__Challenge__
What is the count of lines in the listing below that hold the string "memanfaatkan"? Reply with that number alone.

Dataset entries
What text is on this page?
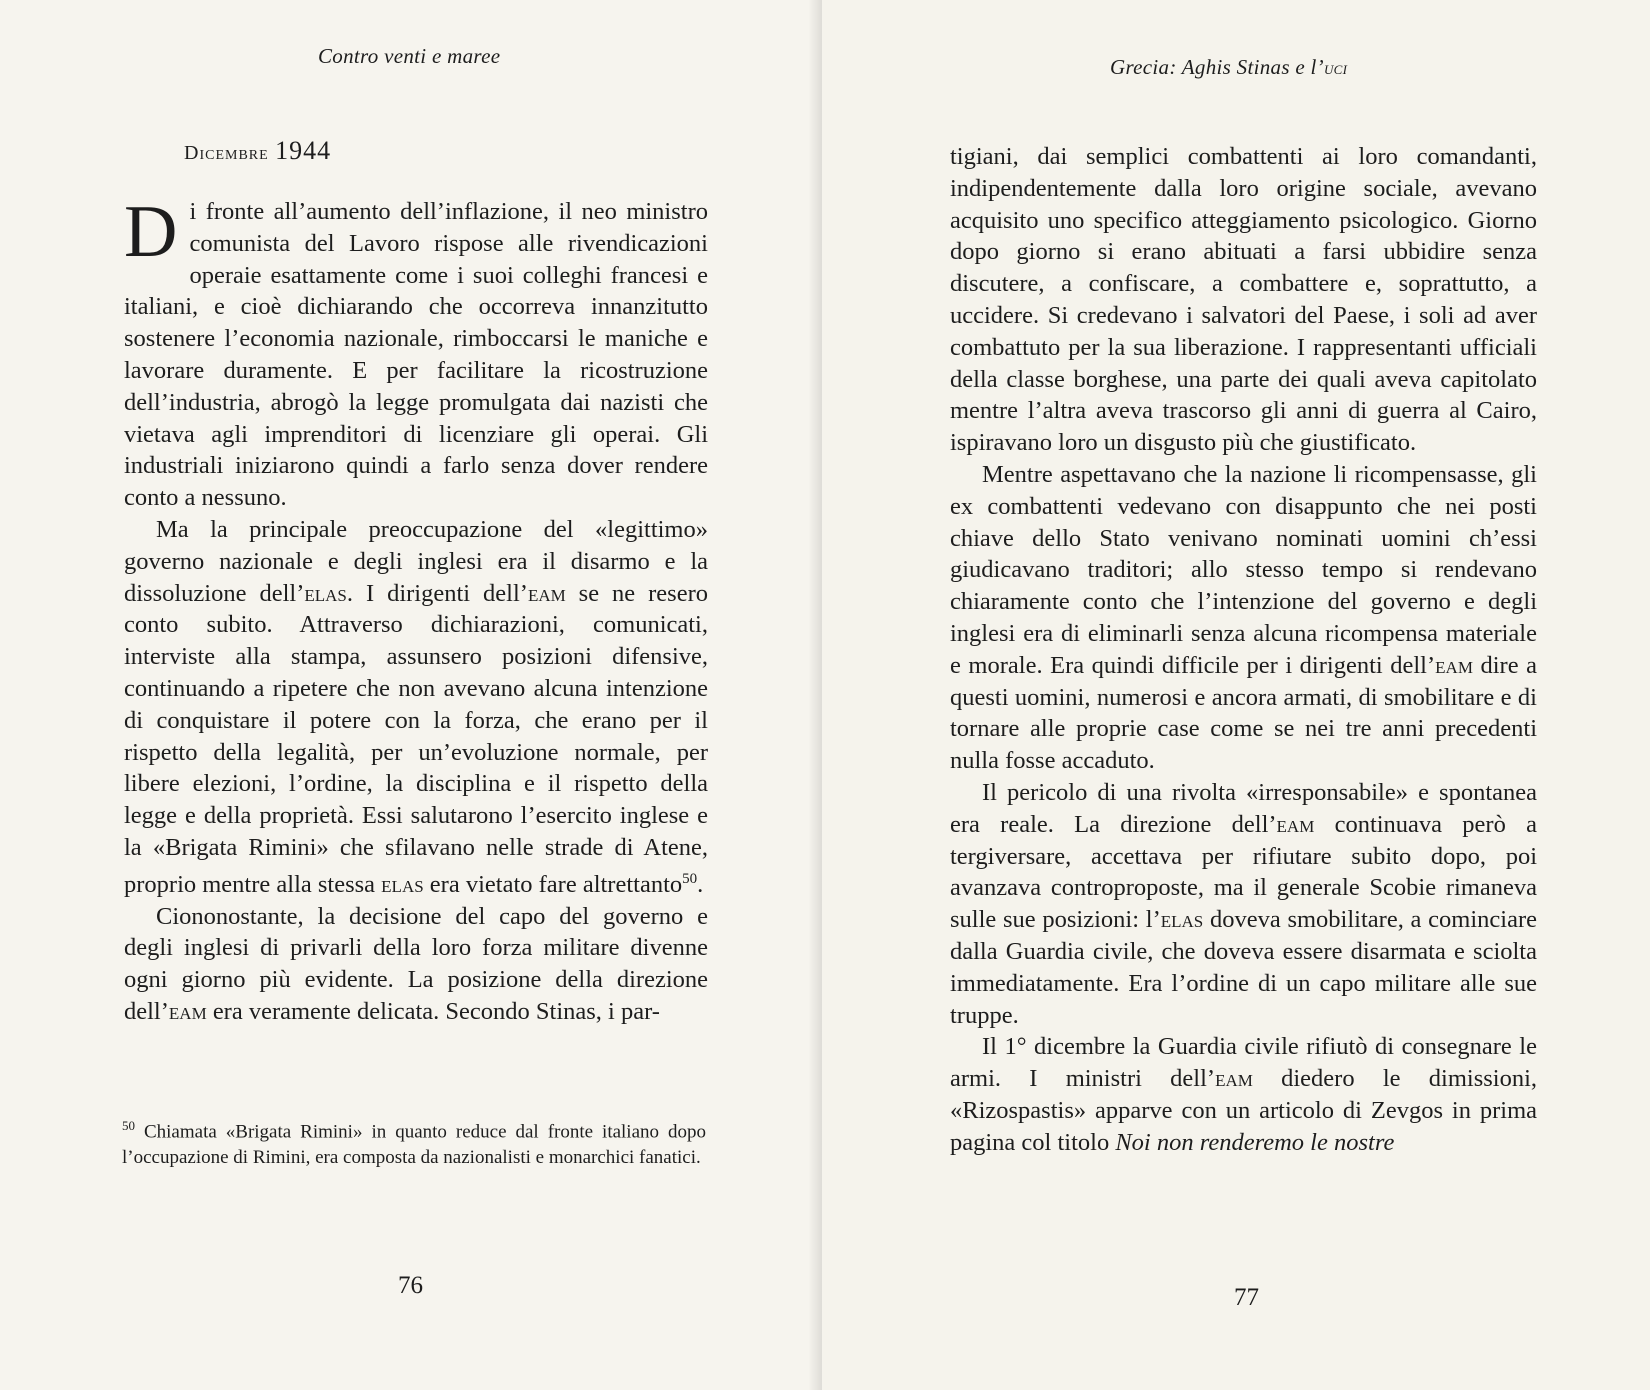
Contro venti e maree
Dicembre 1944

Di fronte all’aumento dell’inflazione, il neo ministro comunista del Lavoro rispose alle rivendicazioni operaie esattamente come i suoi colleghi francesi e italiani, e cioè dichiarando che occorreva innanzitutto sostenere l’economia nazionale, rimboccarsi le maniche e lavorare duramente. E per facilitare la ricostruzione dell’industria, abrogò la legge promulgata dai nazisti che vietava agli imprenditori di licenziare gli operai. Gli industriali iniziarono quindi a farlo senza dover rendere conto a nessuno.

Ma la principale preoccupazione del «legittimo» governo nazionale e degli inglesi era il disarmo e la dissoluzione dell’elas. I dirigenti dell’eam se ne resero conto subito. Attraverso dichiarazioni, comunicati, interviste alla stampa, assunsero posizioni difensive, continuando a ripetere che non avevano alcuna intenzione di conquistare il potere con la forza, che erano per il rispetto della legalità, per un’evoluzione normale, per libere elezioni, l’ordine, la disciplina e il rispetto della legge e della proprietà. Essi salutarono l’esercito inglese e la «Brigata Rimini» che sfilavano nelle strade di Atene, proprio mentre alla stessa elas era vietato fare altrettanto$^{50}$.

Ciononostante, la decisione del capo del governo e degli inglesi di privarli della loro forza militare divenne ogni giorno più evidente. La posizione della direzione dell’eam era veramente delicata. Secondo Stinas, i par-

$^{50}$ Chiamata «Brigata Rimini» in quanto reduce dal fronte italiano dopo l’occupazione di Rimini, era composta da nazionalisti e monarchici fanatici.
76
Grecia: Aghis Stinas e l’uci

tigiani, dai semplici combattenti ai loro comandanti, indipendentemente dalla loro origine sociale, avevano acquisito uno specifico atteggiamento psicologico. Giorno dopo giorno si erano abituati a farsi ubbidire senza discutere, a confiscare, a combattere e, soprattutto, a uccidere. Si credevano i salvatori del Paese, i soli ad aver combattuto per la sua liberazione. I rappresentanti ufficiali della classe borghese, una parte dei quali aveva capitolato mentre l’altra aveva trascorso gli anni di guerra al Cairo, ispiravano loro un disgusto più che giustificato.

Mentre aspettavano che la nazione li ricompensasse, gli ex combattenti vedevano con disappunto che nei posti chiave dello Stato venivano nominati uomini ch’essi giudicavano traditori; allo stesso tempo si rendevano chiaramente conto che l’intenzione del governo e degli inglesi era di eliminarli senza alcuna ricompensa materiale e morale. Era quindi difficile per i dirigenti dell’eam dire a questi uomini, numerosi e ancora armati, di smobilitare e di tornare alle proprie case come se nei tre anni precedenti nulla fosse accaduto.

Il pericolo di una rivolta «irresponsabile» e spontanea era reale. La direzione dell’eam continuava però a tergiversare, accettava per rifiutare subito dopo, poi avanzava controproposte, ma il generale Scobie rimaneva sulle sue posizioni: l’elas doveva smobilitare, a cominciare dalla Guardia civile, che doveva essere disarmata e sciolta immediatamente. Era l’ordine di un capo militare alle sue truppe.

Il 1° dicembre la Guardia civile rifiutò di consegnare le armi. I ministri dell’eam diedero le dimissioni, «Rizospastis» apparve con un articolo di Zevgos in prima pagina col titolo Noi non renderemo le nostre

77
---
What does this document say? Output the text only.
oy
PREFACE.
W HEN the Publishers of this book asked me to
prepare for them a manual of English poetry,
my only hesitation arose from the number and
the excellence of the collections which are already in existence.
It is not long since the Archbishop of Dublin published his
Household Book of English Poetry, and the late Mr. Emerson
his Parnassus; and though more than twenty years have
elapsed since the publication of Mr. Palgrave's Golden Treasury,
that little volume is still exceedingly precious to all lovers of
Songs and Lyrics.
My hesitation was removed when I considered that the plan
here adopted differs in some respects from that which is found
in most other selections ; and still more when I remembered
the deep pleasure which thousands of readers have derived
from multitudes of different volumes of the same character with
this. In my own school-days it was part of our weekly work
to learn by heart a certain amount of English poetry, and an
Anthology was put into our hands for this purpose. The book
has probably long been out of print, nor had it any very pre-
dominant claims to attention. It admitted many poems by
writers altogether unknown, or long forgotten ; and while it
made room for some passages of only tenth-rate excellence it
* * *
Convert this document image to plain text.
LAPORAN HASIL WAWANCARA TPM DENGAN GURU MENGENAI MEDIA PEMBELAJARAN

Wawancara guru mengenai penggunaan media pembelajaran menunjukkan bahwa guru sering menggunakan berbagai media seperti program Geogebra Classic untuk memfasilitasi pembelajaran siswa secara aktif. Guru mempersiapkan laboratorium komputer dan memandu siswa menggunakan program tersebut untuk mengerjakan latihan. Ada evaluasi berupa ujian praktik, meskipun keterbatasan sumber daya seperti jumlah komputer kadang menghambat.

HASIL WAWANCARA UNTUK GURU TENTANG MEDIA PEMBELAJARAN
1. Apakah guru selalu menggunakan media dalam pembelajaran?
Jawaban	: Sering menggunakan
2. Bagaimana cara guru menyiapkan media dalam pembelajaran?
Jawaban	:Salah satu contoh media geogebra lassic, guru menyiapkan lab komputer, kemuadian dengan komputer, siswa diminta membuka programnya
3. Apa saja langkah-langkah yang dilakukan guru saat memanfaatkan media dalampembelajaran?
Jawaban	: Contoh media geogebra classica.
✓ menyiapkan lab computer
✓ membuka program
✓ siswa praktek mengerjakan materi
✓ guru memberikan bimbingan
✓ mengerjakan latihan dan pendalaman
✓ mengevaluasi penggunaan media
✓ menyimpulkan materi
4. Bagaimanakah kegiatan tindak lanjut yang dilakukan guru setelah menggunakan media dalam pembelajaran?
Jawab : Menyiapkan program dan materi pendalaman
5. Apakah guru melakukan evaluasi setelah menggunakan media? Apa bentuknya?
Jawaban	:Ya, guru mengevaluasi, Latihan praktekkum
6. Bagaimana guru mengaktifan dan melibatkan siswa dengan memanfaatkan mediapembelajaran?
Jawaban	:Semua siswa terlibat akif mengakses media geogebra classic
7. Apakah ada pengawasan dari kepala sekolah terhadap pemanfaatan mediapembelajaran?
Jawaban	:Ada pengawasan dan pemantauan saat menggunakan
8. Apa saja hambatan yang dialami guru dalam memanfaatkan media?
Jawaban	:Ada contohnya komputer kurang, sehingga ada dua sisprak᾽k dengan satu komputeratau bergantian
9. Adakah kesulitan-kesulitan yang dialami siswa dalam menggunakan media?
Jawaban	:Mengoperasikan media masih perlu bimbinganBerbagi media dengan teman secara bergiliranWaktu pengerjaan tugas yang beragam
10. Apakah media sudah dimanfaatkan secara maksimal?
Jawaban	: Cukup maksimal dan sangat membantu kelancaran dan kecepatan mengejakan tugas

__Solution to this task__
3